* **WHAT IS EXPECTED**:
Please copy every line of the records below that holds the word "title".

* **AVAILABLE RECORDS**:
—————
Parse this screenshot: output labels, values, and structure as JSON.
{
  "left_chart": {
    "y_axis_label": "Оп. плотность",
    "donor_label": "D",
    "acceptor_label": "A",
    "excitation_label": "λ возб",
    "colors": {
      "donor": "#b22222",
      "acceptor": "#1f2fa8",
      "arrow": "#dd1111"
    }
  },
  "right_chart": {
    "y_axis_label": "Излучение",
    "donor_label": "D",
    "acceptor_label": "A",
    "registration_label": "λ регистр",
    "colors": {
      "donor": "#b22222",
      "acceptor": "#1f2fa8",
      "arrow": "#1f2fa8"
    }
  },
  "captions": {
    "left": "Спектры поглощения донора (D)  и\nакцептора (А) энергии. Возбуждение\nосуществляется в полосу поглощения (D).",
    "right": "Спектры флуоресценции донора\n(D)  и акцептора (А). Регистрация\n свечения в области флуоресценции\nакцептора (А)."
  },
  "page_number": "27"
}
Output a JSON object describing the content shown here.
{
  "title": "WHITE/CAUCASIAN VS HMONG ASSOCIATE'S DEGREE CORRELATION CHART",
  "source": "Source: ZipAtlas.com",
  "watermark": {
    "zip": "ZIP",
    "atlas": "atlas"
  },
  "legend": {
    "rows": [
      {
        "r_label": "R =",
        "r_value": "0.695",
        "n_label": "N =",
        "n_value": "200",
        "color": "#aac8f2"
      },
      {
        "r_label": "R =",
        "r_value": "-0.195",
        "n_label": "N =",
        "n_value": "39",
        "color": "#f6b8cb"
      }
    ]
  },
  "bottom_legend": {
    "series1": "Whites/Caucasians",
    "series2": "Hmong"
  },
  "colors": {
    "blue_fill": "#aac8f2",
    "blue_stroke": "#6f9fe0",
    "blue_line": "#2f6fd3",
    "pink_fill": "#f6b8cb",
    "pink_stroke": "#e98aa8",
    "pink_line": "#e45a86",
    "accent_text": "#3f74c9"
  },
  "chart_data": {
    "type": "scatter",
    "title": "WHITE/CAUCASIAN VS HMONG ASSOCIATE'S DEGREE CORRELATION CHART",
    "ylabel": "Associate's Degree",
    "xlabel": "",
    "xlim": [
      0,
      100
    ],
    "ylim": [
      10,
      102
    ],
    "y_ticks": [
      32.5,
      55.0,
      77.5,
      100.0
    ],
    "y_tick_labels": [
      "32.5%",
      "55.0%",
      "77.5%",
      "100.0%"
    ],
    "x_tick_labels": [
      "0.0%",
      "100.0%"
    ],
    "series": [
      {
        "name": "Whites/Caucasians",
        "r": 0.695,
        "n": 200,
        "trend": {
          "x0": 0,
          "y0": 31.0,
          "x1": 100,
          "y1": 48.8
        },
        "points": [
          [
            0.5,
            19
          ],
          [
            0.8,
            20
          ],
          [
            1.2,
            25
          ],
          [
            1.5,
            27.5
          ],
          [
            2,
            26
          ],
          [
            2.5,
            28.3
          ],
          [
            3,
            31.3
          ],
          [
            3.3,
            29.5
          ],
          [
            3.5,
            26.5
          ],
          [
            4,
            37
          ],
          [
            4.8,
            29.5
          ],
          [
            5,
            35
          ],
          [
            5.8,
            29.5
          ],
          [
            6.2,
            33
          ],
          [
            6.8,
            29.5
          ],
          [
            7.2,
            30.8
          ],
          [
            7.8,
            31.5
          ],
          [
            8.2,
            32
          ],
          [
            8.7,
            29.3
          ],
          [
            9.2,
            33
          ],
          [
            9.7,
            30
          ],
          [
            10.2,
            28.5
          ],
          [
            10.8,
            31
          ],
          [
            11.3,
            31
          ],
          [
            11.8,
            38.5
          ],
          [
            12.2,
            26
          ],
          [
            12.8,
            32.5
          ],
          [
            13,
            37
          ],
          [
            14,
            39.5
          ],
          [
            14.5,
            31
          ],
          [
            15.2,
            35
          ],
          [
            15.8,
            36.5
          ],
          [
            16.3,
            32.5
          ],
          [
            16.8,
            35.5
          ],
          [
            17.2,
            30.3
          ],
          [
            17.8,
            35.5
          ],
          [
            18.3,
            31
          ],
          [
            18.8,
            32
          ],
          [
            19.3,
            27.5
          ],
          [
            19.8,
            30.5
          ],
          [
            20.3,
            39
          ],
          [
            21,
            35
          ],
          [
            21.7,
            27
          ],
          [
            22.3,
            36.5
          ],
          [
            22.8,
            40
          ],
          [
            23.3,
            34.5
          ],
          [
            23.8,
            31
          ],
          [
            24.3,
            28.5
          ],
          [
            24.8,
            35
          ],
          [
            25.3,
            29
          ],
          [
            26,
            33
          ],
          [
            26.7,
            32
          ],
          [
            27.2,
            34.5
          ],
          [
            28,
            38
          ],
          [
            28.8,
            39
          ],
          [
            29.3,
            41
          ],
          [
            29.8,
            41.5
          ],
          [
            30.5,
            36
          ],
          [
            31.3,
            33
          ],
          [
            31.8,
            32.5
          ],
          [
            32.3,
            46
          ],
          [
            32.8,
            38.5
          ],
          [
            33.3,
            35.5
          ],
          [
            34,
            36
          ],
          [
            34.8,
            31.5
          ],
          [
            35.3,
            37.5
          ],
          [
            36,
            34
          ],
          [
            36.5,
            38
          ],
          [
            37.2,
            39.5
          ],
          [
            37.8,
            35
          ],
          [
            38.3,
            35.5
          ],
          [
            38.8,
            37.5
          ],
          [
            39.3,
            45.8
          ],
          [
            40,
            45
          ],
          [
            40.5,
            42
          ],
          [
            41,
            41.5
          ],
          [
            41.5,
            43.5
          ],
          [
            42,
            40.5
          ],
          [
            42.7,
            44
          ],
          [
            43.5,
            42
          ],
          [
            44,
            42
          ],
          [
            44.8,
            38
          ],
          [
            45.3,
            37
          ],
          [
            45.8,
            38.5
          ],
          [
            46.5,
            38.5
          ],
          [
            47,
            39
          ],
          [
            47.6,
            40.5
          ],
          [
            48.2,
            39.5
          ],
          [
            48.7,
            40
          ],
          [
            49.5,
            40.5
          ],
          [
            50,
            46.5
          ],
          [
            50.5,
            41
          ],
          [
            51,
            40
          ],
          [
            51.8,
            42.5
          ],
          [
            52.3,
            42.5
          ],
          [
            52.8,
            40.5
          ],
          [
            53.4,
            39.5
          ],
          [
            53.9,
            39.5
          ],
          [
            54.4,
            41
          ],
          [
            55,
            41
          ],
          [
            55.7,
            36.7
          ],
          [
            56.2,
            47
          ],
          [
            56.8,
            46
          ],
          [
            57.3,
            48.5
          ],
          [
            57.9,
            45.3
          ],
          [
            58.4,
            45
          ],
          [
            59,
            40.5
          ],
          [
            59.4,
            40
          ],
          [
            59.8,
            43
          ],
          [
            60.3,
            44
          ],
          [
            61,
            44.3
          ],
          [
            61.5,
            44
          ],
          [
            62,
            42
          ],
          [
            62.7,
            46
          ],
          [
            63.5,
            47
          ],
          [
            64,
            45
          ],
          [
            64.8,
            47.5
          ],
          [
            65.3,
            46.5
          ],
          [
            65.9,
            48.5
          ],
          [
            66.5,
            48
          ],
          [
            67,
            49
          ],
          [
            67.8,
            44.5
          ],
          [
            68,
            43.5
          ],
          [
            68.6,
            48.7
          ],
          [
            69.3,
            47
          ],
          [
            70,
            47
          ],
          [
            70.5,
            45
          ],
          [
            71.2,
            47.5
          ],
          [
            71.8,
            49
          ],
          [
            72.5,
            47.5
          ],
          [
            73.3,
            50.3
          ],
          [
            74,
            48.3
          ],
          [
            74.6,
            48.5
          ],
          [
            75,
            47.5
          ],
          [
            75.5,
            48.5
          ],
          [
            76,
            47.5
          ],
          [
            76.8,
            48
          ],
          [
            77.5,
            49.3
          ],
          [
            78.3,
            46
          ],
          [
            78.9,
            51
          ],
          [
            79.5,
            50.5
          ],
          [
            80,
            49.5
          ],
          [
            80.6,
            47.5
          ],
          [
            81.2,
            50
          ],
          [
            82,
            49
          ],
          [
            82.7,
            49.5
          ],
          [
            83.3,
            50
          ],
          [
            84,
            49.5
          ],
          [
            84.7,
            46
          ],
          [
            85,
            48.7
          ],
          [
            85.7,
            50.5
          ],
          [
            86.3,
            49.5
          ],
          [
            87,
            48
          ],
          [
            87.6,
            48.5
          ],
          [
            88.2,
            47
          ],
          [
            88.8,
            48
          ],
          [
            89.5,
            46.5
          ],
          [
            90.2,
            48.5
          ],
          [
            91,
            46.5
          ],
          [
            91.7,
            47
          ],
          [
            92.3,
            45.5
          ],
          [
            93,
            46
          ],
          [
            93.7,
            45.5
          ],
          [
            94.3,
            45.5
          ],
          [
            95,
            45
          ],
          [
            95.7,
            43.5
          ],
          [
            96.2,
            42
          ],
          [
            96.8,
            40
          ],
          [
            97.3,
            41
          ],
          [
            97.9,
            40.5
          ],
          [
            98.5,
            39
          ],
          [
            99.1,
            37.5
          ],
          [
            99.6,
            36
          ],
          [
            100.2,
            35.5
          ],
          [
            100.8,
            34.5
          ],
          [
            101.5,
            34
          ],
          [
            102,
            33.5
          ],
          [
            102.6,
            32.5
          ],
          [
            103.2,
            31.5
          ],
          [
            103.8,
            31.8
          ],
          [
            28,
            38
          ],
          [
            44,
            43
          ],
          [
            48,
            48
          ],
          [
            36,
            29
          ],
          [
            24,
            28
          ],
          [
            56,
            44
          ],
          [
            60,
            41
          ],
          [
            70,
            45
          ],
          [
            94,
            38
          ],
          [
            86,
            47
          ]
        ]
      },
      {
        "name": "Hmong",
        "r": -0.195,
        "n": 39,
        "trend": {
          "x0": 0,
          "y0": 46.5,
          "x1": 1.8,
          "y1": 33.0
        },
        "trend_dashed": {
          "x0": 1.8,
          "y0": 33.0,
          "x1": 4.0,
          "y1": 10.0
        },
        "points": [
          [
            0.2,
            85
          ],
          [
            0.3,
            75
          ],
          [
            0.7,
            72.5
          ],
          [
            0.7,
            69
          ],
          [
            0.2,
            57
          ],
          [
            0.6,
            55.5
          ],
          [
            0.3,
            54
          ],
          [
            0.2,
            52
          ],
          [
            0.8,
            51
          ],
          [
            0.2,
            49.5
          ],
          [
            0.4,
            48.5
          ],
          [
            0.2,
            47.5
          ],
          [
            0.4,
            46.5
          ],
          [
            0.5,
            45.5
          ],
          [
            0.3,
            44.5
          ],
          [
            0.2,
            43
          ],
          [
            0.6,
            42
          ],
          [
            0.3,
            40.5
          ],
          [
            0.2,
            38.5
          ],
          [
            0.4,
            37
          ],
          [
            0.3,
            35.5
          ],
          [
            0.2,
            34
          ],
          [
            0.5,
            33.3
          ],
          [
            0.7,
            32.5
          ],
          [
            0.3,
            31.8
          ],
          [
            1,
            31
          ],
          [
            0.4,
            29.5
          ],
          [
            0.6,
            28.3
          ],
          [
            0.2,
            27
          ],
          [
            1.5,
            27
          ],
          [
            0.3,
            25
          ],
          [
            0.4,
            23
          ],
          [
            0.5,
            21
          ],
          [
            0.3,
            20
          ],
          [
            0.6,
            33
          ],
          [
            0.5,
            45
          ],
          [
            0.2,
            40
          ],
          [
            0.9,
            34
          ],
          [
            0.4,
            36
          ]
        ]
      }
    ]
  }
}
—————
* **REPLY TO THE TASK**:
  "title": "WHITE/CAUCASIAN VS HMONG ASSOCIATE'S DEGREE CORRELATION CHART",
    "title": "WHITE/CAUCASIAN VS HMONG ASSOCIATE'S DEGREE CORRELATION CHART",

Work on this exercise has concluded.